STATED GOAL: Give all of the lines again exactly as they read.

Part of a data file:
* * * * *

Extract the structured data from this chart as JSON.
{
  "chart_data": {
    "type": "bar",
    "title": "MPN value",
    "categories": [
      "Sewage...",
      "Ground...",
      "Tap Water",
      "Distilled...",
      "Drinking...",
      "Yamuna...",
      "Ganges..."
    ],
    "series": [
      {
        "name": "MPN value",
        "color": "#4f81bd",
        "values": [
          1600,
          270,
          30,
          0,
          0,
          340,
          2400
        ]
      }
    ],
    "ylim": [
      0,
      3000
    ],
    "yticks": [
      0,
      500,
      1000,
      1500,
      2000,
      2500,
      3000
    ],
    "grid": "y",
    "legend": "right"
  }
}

* * * * *

TASK SOLUTION:
Extract the structured data from this chart as JSON.
{
  "chart_data": {
    "type": "bar",
    "title": "MPN value",
    "categories": [
      "Sewage...",
      "Ground...",
      "Tap Water",
      "Distilled...",
      "Drinking...",
      "Yamuna...",
      "Ganges..."
    ],
    "series": [
      {
        "name": "MPN value",
        "color": "#4f81bd",
        "values": [
          1600,
          270,
          30,
          0,
          0,
          340,
          2400
        ]
      }
    ],
    "ylim": [
      0,
      3000
    ],
    "yticks": [
      0,
      500,
      1000,
      1500,
      2000,
      2500,
      3000
    ],
    "grid": "y",
    "legend": "right"
  }
}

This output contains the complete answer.